◆ Data rows

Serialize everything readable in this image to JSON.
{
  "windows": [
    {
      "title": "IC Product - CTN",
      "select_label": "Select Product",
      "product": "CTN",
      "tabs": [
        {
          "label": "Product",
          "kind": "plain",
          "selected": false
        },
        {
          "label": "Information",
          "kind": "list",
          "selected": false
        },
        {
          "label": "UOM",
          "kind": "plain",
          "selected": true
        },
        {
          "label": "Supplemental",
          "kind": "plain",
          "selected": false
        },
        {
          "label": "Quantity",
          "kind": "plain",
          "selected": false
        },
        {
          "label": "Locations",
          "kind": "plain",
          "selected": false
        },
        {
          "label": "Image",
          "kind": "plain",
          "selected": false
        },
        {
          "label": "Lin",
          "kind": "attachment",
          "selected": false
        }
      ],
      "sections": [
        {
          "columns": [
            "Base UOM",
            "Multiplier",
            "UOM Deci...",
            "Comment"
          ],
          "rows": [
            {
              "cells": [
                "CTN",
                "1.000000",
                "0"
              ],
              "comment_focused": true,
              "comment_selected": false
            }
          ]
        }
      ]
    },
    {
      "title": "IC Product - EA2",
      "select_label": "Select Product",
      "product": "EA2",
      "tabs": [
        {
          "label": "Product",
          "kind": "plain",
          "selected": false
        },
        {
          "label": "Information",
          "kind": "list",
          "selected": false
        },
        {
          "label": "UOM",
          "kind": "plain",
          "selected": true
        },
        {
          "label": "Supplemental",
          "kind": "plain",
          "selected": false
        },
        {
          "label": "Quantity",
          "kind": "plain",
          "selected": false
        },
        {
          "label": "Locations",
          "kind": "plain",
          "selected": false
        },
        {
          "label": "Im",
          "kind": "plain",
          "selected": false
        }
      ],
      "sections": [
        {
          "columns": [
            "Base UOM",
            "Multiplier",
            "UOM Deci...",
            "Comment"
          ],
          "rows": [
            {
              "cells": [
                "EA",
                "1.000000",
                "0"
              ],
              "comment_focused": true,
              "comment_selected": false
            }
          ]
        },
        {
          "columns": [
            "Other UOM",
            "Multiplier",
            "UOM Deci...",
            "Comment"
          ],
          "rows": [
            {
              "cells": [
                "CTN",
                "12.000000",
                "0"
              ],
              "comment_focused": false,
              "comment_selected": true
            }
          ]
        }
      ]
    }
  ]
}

◆ Your instructions
Each line must be given again exactly as written above.

◆ Complete answer
Serialize everything readable in this image to JSON.
{
  "windows": [
    {
      "title": "IC Product - CTN",
      "select_label": "Select Product",
      "product": "CTN",
      "tabs": [
        {
          "label": "Product",
          "kind": "plain",
          "selected": false
        },
        {
          "label": "Information",
          "kind": "list",
          "selected": false
        },
        {
          "label": "UOM",
          "kind": "plain",
          "selected": true
        },
        {
          "label": "Supplemental",
          "kind": "plain",
          "selected": false
        },
        {
          "label": "Quantity",
          "kind": "plain",
          "selected": false
        },
        {
          "label": "Locations",
          "kind": "plain",
          "selected": false
        },
        {
          "label": "Image",
          "kind": "plain",
          "selected": false
        },
        {
          "label": "Lin",
          "kind": "attachment",
          "selected": false
        }
      ],
      "sections": [
        {
          "columns": [
            "Base UOM",
            "Multiplier",
            "UOM Deci...",
            "Comment"
          ],
          "rows": [
            {
              "cells": [
                "CTN",
                "1.000000",
                "0"
              ],
              "comment_focused": true,
              "comment_selected": false
            }
          ]
        }
      ]
    },
    {
      "title": "IC Product - EA2",
      "select_label": "Select Product",
      "product": "EA2",
      "tabs": [
        {
          "label": "Product",
          "kind": "plain",
          "selected": false
        },
        {
          "label": "Information",
          "kind": "list",
          "selected": false
        },
        {
          "label": "UOM",
          "kind": "plain",
          "selected": true
        },
        {
          "label": "Supplemental",
          "kind": "plain",
          "selected": false
        },
        {
          "label": "Quantity",
          "kind": "plain",
          "selected": false
        },
        {
          "label": "Locations",
          "kind": "plain",
          "selected": false
        },
        {
          "label": "Im",
          "kind": "plain",
          "selected": false
        }
      ],
      "sections": [
        {
          "columns": [
            "Base UOM",
            "Multiplier",
            "UOM Deci...",
            "Comment"
          ],
          "rows": [
            {
              "cells": [
                "EA",
                "1.000000",
                "0"
              ],
              "comment_focused": true,
              "comment_selected": false
            }
          ]
        },
        {
          "columns": [
            "Other UOM",
            "Multiplier",
            "UOM Deci...",
            "Comment"
          ],
          "rows": [
            {
              "cells": [
                "CTN",
                "12.000000",
                "0"
              ],
              "comment_focused": false,
              "comment_selected": true
            }
          ]
        }
      ]
    }
  ]
}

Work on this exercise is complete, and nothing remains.